- What the exercise asks:
Repeat every entry word for word, skipping the pictures.

Dataset entries
:::::

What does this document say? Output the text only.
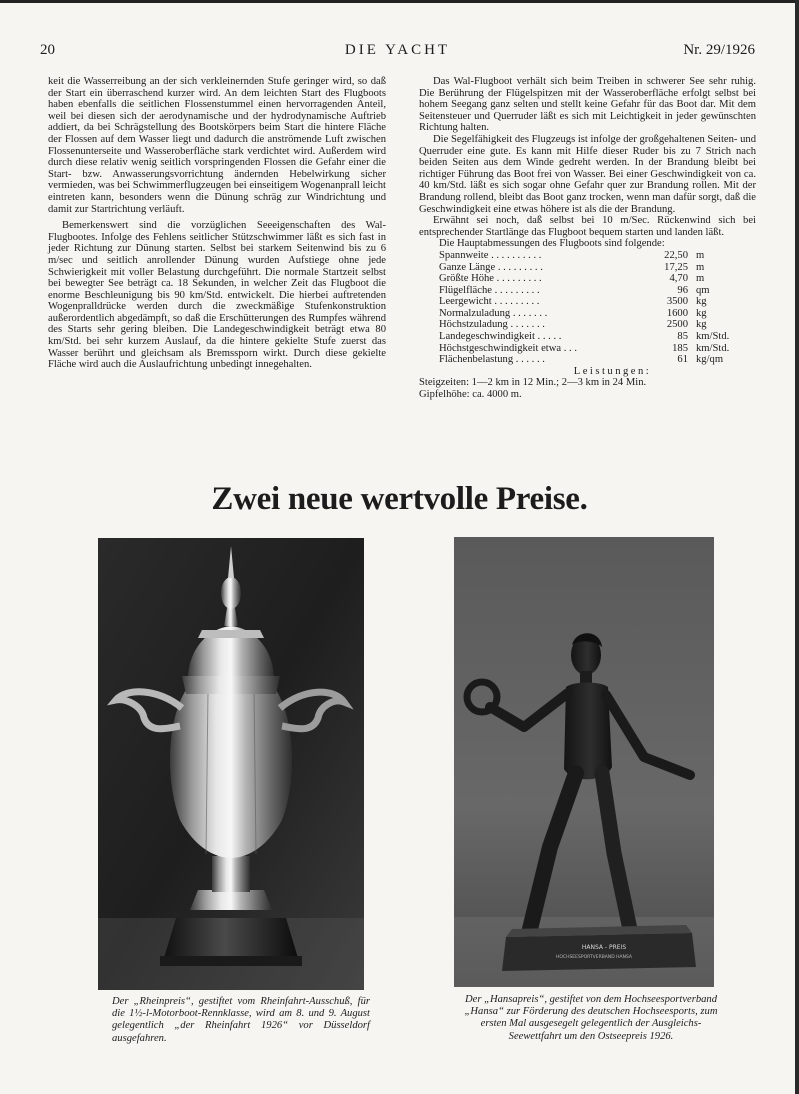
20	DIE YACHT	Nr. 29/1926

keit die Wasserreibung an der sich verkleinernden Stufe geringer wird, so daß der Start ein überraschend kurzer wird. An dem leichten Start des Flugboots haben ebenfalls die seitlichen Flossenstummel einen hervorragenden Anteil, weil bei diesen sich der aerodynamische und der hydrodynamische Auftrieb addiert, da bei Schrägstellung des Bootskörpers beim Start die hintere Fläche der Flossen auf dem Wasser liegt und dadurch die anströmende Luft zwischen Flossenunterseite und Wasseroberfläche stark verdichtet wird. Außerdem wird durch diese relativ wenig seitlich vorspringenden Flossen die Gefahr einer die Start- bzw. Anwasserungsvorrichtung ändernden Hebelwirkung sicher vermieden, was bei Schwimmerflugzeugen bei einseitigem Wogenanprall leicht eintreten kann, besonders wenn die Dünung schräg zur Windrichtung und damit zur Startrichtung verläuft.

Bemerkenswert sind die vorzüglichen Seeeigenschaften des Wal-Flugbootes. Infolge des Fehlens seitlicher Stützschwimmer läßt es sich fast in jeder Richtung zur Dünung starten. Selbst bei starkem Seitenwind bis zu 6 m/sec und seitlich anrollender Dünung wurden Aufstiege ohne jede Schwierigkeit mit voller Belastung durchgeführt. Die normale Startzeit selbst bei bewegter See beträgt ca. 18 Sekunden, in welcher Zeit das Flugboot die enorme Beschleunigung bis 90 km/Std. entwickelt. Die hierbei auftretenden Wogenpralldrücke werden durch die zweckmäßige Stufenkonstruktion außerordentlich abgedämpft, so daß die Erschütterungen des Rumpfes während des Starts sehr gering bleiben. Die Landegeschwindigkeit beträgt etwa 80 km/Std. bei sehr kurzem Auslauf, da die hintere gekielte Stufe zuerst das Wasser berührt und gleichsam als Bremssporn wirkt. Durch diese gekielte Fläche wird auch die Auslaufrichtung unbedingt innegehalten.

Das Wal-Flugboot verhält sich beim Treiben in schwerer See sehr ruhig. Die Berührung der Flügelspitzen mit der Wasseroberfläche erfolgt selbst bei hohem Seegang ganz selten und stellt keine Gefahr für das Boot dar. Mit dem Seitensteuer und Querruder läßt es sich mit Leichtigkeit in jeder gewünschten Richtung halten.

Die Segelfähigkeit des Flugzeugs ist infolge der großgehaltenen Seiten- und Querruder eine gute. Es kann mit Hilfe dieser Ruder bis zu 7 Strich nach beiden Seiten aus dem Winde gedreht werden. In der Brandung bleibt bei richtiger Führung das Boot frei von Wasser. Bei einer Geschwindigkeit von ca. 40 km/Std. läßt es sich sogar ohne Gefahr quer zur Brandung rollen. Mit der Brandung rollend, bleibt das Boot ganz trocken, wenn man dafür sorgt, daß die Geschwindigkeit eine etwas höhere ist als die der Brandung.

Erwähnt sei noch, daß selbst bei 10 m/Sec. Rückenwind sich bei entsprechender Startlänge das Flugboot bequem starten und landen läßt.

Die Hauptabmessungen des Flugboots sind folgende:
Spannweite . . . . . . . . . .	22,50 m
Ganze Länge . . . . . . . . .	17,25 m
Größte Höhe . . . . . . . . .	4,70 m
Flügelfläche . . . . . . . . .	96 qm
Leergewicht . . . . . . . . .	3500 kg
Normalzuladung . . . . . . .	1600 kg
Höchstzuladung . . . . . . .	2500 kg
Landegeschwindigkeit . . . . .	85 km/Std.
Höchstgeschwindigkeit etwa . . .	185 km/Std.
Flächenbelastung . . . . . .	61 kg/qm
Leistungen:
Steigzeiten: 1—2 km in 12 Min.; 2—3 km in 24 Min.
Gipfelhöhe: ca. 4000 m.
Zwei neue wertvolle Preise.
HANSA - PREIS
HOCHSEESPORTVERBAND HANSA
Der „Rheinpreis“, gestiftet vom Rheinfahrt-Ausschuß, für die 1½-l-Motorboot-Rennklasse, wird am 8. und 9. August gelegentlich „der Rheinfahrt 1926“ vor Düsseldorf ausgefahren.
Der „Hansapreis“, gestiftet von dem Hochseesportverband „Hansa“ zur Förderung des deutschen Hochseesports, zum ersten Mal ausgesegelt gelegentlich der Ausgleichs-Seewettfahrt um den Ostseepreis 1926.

:::::

- Response to the exercise:
What does this document say? Output the text only.
20	DIE YACHT	Nr. 29/1926

keit die Wasserreibung an der sich verkleinernden Stufe geringer wird, so daß der Start ein überraschend kurzer wird. An dem leichten Start des Flugboots haben ebenfalls die seitlichen Flossenstummel einen hervorragenden Anteil, weil bei diesen sich der aerodynamische und der hydrodynamische Auftrieb addiert, da bei Schrägstellung des Bootskörpers beim Start die hintere Fläche der Flossen auf dem Wasser liegt und dadurch die anströmende Luft zwischen Flossenunterseite und Wasseroberfläche stark verdichtet wird. Außerdem wird durch diese relativ wenig seitlich vorspringenden Flossen die Gefahr einer die Start- bzw. Anwasserungsvorrichtung ändernden Hebelwirkung sicher vermieden, was bei Schwimmerflugzeugen bei einseitigem Wogenanprall leicht eintreten kann, besonders wenn die Dünung schräg zur Windrichtung und damit zur Startrichtung verläuft.

Bemerkenswert sind die vorzüglichen Seeeigenschaften des Wal-Flugbootes. Infolge des Fehlens seitlicher Stützschwimmer läßt es sich fast in jeder Richtung zur Dünung starten. Selbst bei starkem Seitenwind bis zu 6 m/sec und seitlich anrollender Dünung wurden Aufstiege ohne jede Schwierigkeit mit voller Belastung durchgeführt. Die normale Startzeit selbst bei bewegter See beträgt ca. 18 Sekunden, in welcher Zeit das Flugboot die enorme Beschleunigung bis 90 km/Std. entwickelt. Die hierbei auftretenden Wogenpralldrücke werden durch die zweckmäßige Stufenkonstruktion außerordentlich abgedämpft, so daß die Erschütterungen des Rumpfes während des Starts sehr gering bleiben. Die Landegeschwindigkeit beträgt etwa 80 km/Std. bei sehr kurzem Auslauf, da die hintere gekielte Stufe zuerst das Wasser berührt und gleichsam als Bremssporn wirkt. Durch diese gekielte Fläche wird auch die Auslaufrichtung unbedingt innegehalten.

Das Wal-Flugboot verhält sich beim Treiben in schwerer See sehr ruhig. Die Berührung der Flügelspitzen mit der Wasseroberfläche erfolgt selbst bei hohem Seegang ganz selten und stellt keine Gefahr für das Boot dar. Mit dem Seitensteuer und Querruder läßt es sich mit Leichtigkeit in jeder gewünschten Richtung halten.

Die Segelfähigkeit des Flugzeugs ist infolge der großgehaltenen Seiten- und Querruder eine gute. Es kann mit Hilfe dieser Ruder bis zu 7 Strich nach beiden Seiten aus dem Winde gedreht werden. In der Brandung bleibt bei richtiger Führung das Boot frei von Wasser. Bei einer Geschwindigkeit von ca. 40 km/Std. läßt es sich sogar ohne Gefahr quer zur Brandung rollen. Mit der Brandung rollend, bleibt das Boot ganz trocken, wenn man dafür sorgt, daß die Geschwindigkeit eine etwas höhere ist als die der Brandung.

Erwähnt sei noch, daß selbst bei 10 m/Sec. Rückenwind sich bei entsprechender Startlänge das Flugboot bequem starten und landen läßt.

Die Hauptabmessungen des Flugboots sind folgende:
Spannweite . . . . . . . . . .	22,50 m
Ganze Länge . . . . . . . . .	17,25 m
Größte Höhe . . . . . . . . .	4,70 m
Flügelfläche . . . . . . . . .	96 qm
Leergewicht . . . . . . . . .	3500 kg
Normalzuladung . . . . . . .	1600 kg
Höchstzuladung . . . . . . .	2500 kg
Landegeschwindigkeit . . . . .	85 km/Std.
Höchstgeschwindigkeit etwa . . .	185 km/Std.
Flächenbelastung . . . . . .	61 kg/qm
Leistungen:
Steigzeiten: 1—2 km in 12 Min.; 2—3 km in 24 Min.
Gipfelhöhe: ca. 4000 m.
Zwei neue wertvolle Preise.
HANSA - PREIS
HOCHSEESPORTVERBAND HANSA
Der „Rheinpreis“, gestiftet vom Rheinfahrt-Ausschuß, für die 1½-l-Motorboot-Rennklasse, wird am 8. und 9. August gelegentlich „der Rheinfahrt 1926“ vor Düsseldorf ausgefahren.
Der „Hansapreis“, gestiftet von dem Hochseesportverband „Hansa“ zur Förderung des deutschen Hochseesports, zum ersten Mal ausgesegelt gelegentlich der Ausgleichs-Seewettfahrt um den Ostseepreis 1926.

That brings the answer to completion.